ЦЕЛЬ ЗАДАНИЯ:
Перепишите дословно часть отрывка о Левитане от слов «Левитан - нищий» до слов «особенно ему, еврею.» включительно.

=== ИСХОДНЫЙ ТЕКСТ ===

Левитан - нищий и голодный мальчик, внук раввина из местечка Кибарты Ковенской губернии - сидел, сгорбившись, за столом в московском трактире и вспоминал картины Коро. Замызганные люди шумели вокруг, ныли слезные песни, дымили едкой махоркой и со свистом тянули желтый кипяток с обсосанных блюдец. Мокрый снег налипал на черные стекла, и нехотя перезванивали колокола.
Левитан сидел долго, - спешить ему было некуда. Ночевал он в холодных классах училища на Мясницкой, прятался там от сторожа, прозванного "Нечистая сила". Единственный родной человек - сестра, жившая по чужим людям, изредка кормила его и штопала старый пиджак. Зачем отец приехал из местечка в Москву, почему в Москве и он и мать так скоро умерли, оставив Левитана с сестрой на улице, - мальчик не понимал. Жить в Москве было трудно, одиноко, особенно ему, еврею.
- Еврейчику еще порцию ситного, - сказал хозяину половой с болтающимися, как у петрушки, ногами, - видать, ихний бог его плохо кормит.
Левитан низко наклонил голову. Ему хотелось плакать и спать".
Кто знал в то время, что голодный оборванец Левитан сделается одним из самых знаменитых и оплачиваемых художников России и, к тому же, станет утонченным франтом, тратящим на туалеты бешеные сотни?

=== ЗАПИСИ НАБОРА ДАННЫХ ===

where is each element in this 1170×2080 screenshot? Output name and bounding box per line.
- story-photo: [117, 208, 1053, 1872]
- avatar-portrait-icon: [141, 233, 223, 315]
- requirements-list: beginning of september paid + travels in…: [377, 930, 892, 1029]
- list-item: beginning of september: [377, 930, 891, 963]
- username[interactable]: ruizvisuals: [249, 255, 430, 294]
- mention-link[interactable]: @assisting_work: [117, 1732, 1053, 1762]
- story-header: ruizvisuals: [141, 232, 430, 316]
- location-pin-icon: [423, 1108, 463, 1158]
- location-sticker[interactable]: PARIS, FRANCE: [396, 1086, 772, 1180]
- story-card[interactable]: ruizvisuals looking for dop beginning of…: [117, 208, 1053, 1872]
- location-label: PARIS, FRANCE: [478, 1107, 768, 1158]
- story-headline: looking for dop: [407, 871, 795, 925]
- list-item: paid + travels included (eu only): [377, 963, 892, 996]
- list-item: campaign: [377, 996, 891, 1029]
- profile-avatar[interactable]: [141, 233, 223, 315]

===

РЕЗУЛЬТАТ ЗАДАНИЯ:
Левитан - нищий и голодный мальчик, внук раввина из местечка Кибарты Ковенской губернии - сидел, сгорбившись, за столом в московском трактире и вспоминал картины Коро. Замызганные люди шумели вокруг, ныли слезные песни, дымили едкой махоркой и со свистом тянули желтый кипяток с обсосанных блюдец. Мокрый снег налипал на черные стекла, и нехотя перезванивали колокола.
Левитан сидел долго, - спешить ему было некуда. Ночевал он в холодных классах училища на Мясницкой, прятался там от сторожа, прозванного "Нечистая сила". Единственный родной человек - сестра, жившая по чужим людям, изредка кормила его и штопала старый пиджак. Зачем отец приехал из местечка в Москву, почему в Москве и он и мать так скоро умерли, оставив Левитана с сестрой на улице, - мальчик не понимал. Жить в Москве было трудно, одиноко, особенно ему, еврею.